— Start Input rows —

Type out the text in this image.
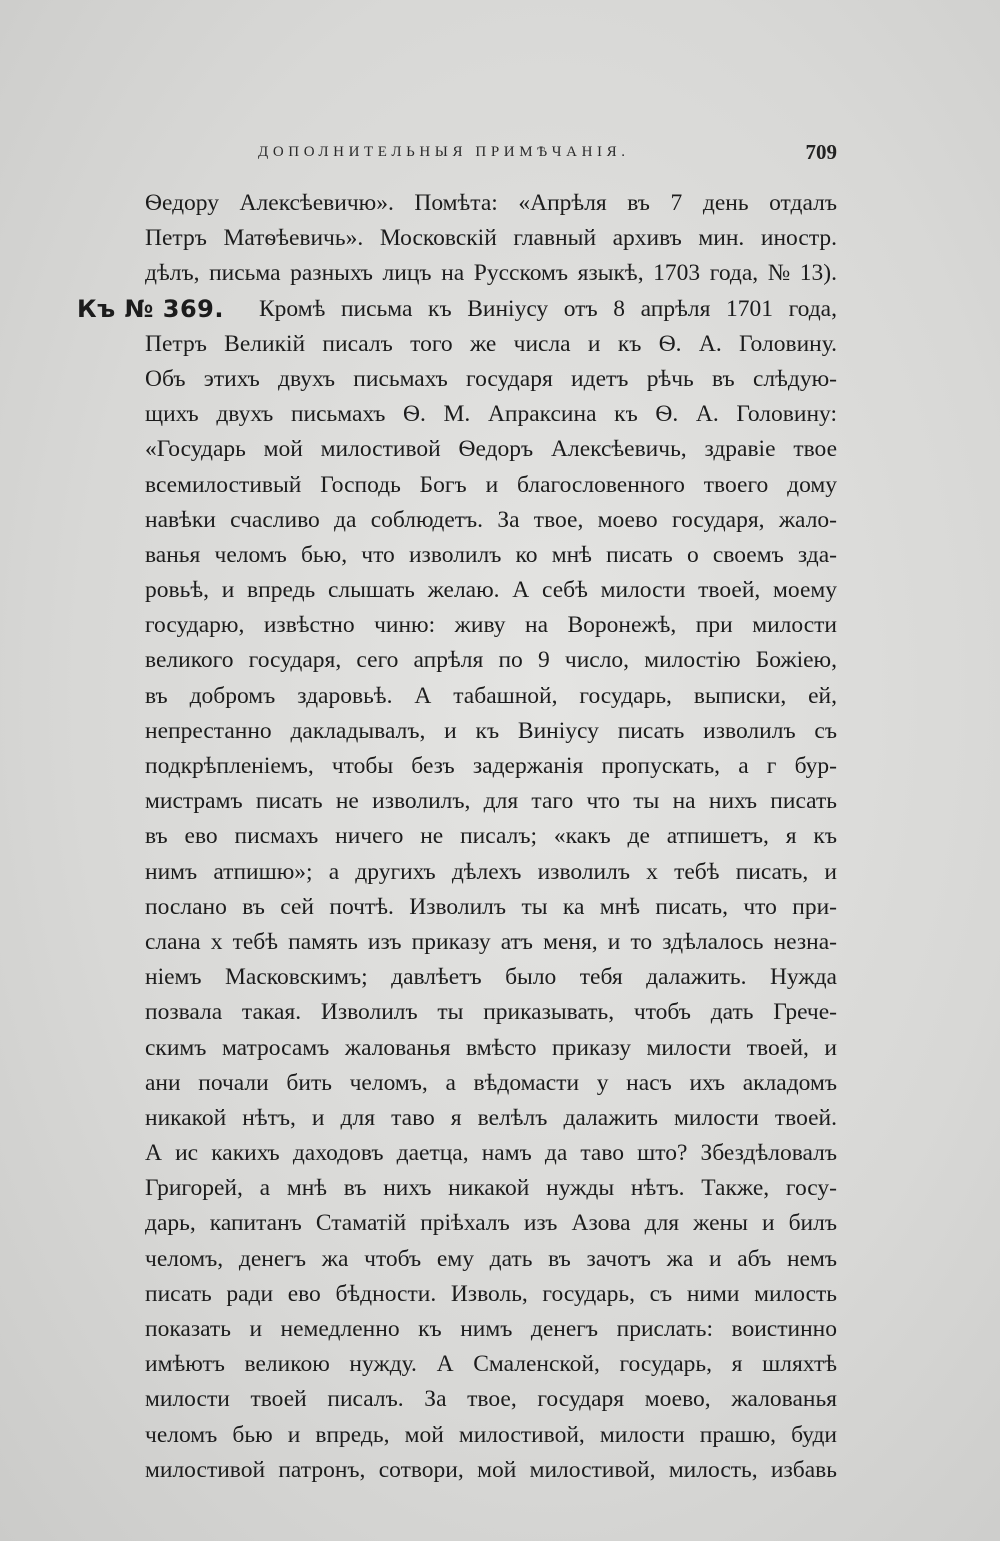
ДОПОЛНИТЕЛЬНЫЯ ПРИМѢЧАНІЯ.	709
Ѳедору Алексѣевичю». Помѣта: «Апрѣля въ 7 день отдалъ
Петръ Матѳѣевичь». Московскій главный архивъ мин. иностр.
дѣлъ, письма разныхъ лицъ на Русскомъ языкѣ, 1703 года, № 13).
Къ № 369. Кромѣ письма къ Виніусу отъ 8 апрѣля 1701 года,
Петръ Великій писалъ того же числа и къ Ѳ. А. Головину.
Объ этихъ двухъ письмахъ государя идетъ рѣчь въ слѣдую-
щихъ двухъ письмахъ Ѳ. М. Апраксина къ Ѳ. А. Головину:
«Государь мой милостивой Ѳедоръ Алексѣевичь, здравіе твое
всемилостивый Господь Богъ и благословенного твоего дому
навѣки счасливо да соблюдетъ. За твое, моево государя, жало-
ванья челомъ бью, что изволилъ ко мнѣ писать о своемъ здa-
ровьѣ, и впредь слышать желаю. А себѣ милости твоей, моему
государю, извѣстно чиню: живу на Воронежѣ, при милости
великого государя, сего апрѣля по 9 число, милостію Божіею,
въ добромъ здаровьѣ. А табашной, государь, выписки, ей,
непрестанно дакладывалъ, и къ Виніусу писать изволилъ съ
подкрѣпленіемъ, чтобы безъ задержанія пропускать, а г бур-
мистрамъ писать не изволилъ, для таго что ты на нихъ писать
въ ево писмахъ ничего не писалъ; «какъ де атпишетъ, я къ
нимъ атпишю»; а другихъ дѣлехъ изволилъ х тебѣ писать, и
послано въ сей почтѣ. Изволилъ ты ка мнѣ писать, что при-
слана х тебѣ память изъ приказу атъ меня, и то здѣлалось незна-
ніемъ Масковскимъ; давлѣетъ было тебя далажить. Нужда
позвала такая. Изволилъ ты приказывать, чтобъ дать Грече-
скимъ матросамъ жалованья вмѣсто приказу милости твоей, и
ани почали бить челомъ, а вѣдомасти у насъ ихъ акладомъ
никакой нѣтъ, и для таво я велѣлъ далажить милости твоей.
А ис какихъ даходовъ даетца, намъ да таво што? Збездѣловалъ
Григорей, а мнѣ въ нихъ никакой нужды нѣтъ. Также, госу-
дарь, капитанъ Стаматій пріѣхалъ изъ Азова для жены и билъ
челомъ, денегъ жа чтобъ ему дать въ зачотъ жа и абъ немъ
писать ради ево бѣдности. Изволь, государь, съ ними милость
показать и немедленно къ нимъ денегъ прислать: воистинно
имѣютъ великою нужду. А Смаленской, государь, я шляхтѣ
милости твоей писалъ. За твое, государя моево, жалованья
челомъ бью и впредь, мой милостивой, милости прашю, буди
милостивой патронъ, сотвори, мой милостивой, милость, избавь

— End Input rows —
— Start Input rows —

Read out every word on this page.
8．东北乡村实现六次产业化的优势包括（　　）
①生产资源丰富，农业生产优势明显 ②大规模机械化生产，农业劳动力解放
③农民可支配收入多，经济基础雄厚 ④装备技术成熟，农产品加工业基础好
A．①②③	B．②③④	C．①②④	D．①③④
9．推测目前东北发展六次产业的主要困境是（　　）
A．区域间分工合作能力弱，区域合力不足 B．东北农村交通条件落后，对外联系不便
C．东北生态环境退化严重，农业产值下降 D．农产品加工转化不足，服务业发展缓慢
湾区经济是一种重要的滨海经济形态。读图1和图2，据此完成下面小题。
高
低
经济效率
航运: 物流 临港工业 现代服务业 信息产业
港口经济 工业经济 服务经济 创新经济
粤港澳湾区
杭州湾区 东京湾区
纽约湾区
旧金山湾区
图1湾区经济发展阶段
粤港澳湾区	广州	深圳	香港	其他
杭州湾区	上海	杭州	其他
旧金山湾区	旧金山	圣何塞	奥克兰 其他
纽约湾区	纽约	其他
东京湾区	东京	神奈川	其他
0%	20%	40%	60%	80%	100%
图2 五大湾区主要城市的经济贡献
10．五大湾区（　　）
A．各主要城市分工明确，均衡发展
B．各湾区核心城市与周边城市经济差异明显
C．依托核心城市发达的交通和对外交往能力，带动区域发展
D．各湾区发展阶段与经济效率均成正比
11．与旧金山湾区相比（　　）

— End Input rows —

# [Description of the task]
Locate and copy each line in the data above that includes the word "писалъ".

# [In response]
Петръ Великій писалъ того же числа и къ Ѳ. А. Головину.
въ ево писмахъ ничего не писалъ; «какъ де атпишетъ, я къ
милости твоей писалъ. За твое, государя моево, жалованья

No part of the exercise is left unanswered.